Data excerpts
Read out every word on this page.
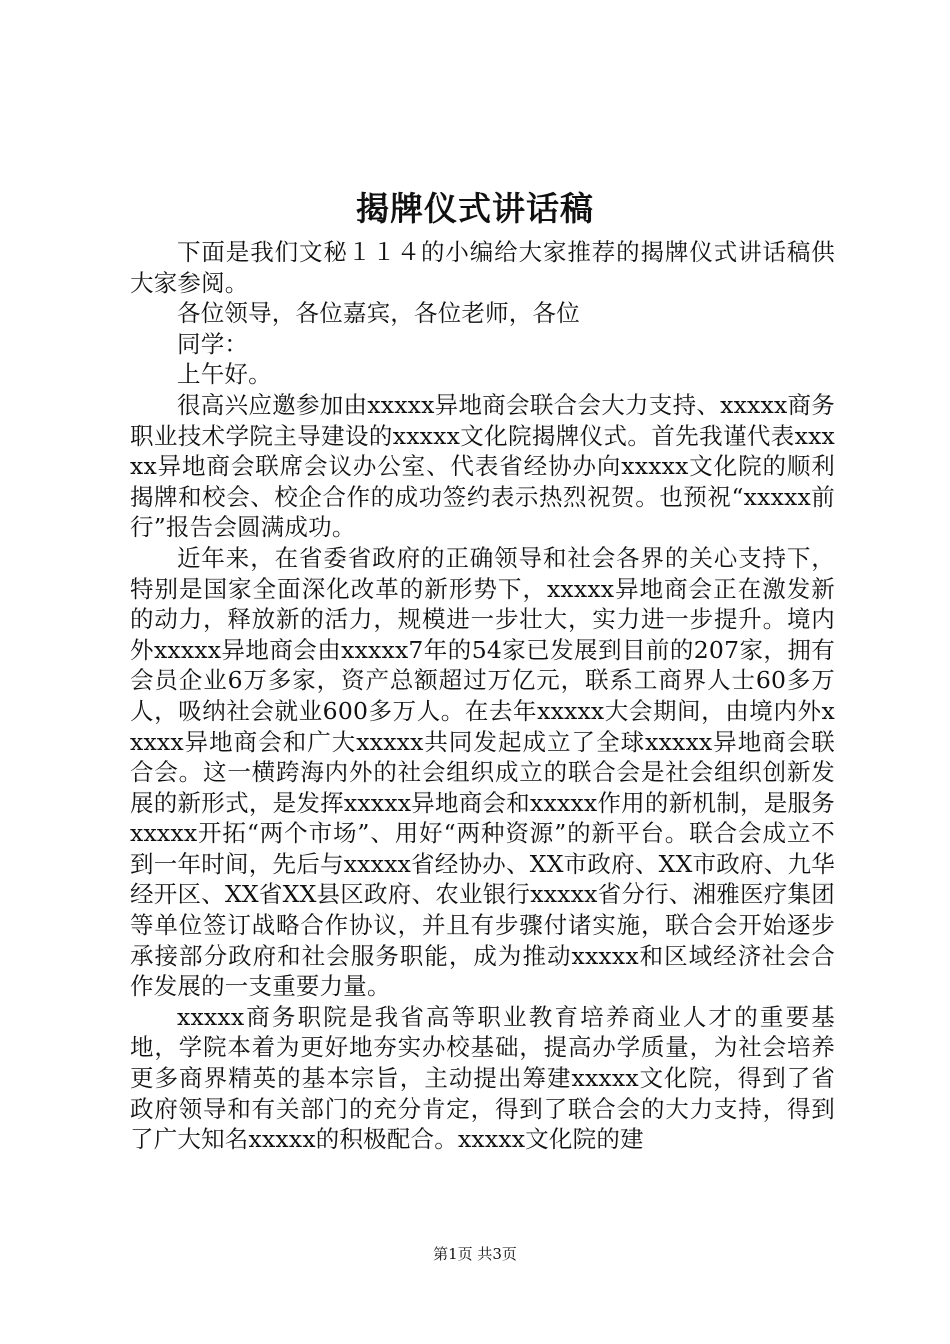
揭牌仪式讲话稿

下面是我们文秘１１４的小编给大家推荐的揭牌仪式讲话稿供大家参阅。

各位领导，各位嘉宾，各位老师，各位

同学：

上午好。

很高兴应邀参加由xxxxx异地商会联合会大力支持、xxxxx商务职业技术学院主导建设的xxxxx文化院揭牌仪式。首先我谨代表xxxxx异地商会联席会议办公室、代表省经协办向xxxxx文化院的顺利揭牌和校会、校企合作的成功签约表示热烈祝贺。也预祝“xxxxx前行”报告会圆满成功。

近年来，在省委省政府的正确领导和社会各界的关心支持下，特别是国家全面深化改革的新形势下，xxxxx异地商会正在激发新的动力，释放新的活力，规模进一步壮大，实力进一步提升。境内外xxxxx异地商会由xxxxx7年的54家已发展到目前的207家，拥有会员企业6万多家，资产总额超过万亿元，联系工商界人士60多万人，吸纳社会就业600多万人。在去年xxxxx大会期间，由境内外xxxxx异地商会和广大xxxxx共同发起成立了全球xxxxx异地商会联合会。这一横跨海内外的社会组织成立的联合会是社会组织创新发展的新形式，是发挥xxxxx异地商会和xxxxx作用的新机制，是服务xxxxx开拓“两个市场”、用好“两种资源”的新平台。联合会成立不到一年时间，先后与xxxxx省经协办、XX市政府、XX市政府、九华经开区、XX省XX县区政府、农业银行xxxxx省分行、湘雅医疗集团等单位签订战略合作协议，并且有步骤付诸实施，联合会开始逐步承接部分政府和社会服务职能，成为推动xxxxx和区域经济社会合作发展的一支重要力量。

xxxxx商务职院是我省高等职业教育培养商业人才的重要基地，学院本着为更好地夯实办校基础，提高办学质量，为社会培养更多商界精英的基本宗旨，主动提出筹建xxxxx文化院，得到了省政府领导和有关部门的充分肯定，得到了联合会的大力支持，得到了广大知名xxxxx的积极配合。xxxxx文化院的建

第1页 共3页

* * *

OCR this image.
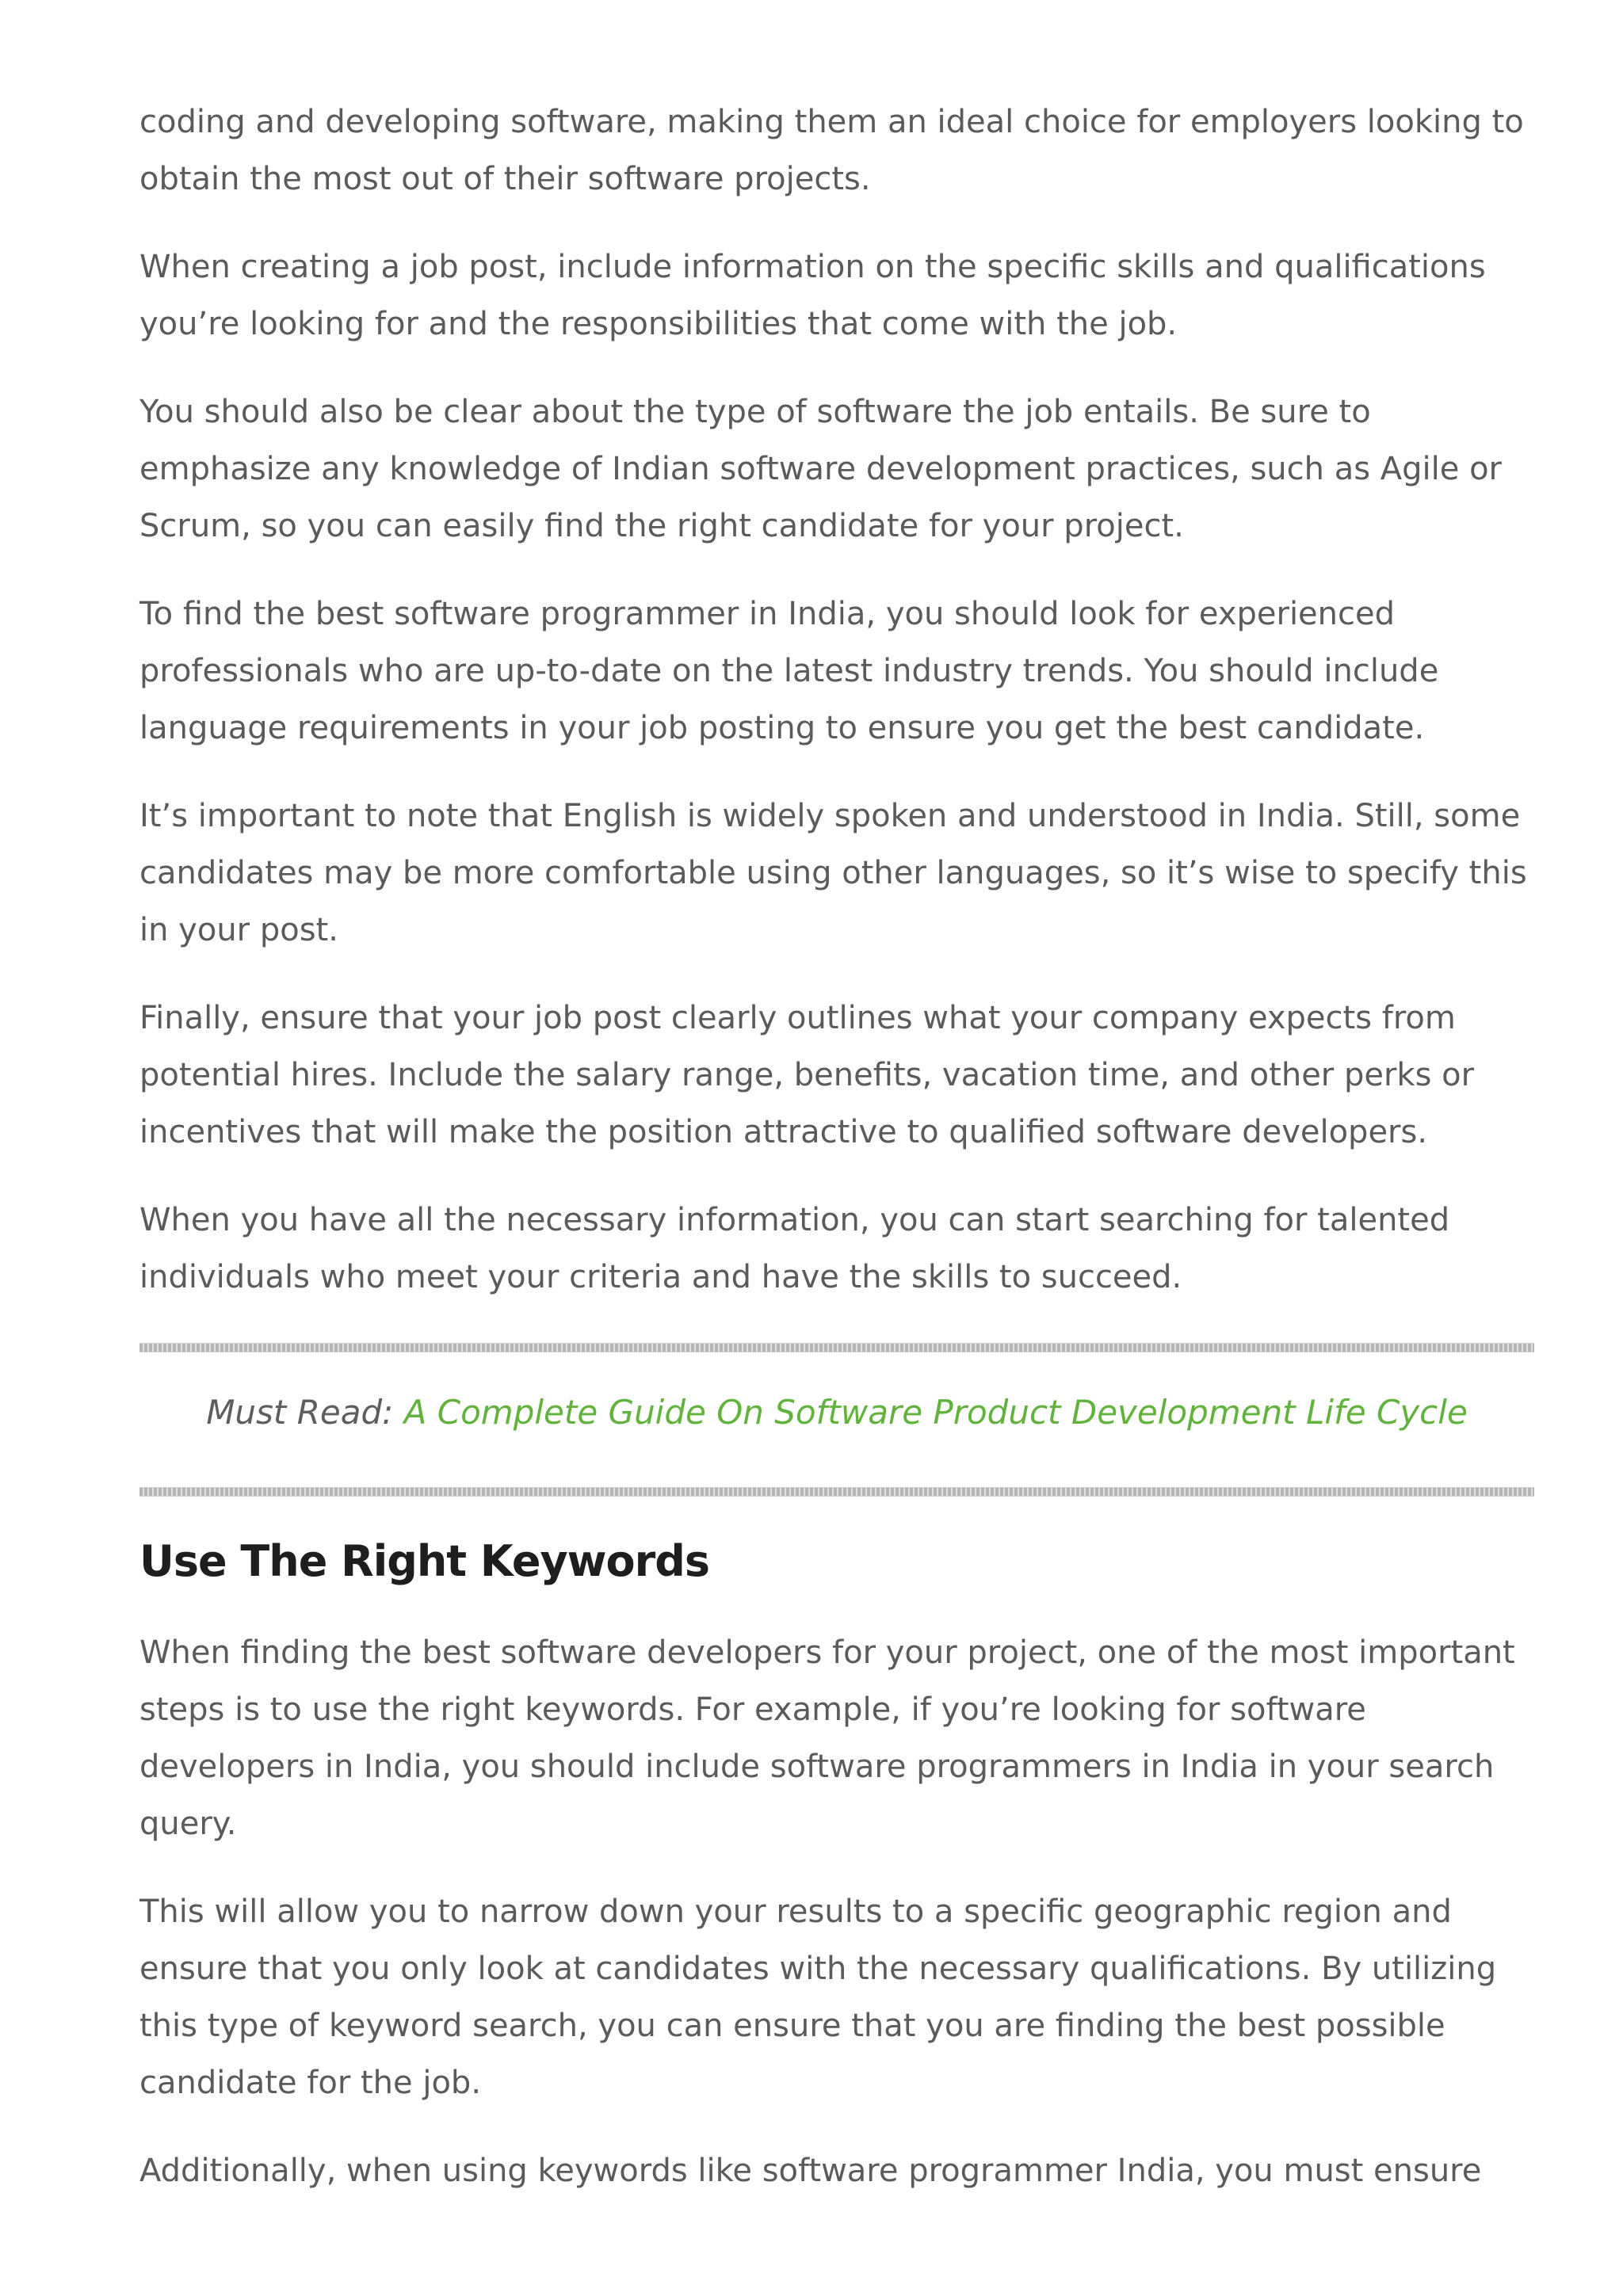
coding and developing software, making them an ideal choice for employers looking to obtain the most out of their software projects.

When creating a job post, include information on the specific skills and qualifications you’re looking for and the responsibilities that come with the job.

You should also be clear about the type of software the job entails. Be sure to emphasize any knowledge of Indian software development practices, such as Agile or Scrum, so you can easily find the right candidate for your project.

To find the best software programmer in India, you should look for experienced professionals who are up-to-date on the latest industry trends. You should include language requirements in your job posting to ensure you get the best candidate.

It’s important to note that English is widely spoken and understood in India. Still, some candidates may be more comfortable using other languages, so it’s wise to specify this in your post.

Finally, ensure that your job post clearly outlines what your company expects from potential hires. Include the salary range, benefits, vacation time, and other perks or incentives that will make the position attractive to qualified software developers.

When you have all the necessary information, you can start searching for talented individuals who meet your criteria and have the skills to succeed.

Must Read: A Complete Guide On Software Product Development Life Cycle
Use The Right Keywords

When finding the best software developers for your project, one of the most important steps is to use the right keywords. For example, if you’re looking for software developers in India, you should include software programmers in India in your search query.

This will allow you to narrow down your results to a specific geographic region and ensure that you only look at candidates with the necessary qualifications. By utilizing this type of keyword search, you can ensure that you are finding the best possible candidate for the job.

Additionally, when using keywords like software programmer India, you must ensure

* * *

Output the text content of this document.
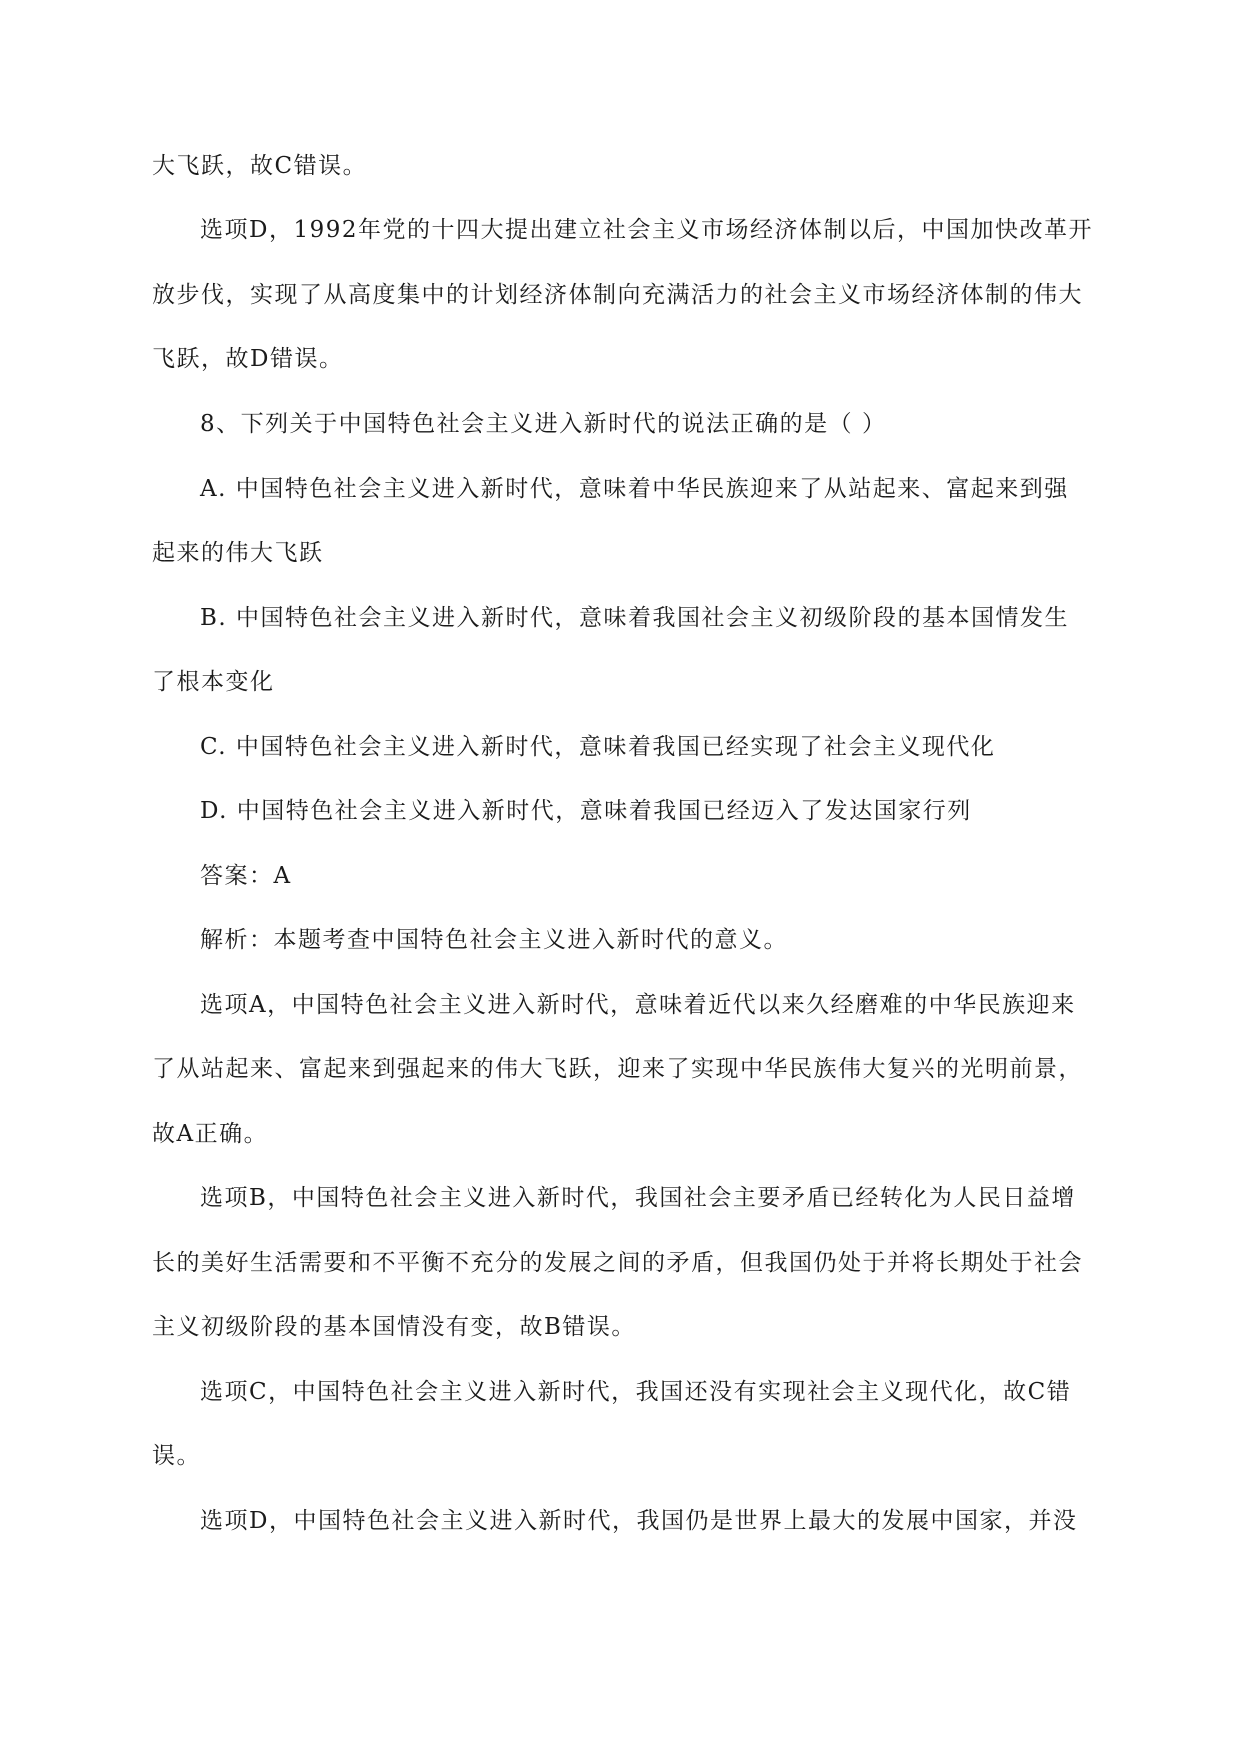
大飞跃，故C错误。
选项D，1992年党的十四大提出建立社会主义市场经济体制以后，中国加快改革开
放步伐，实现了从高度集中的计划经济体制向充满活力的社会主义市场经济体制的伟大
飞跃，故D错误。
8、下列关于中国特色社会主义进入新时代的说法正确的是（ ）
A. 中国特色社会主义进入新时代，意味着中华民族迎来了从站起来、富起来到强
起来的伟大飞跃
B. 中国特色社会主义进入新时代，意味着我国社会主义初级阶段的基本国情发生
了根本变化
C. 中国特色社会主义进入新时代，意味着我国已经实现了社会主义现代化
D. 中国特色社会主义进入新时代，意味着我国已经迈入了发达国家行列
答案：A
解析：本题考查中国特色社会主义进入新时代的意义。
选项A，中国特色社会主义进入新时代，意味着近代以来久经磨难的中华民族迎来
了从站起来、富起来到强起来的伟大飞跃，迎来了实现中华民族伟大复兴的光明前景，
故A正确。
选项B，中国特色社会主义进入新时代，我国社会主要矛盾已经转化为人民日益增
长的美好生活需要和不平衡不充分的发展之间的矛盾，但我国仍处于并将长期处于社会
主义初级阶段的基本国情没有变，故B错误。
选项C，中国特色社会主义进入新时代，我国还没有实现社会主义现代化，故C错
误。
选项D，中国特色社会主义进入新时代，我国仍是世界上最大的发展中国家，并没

#### [To do]
Using the entries above, tally how many lines have the word "Read" in them; write the number and nothing more.

#### [In response]
2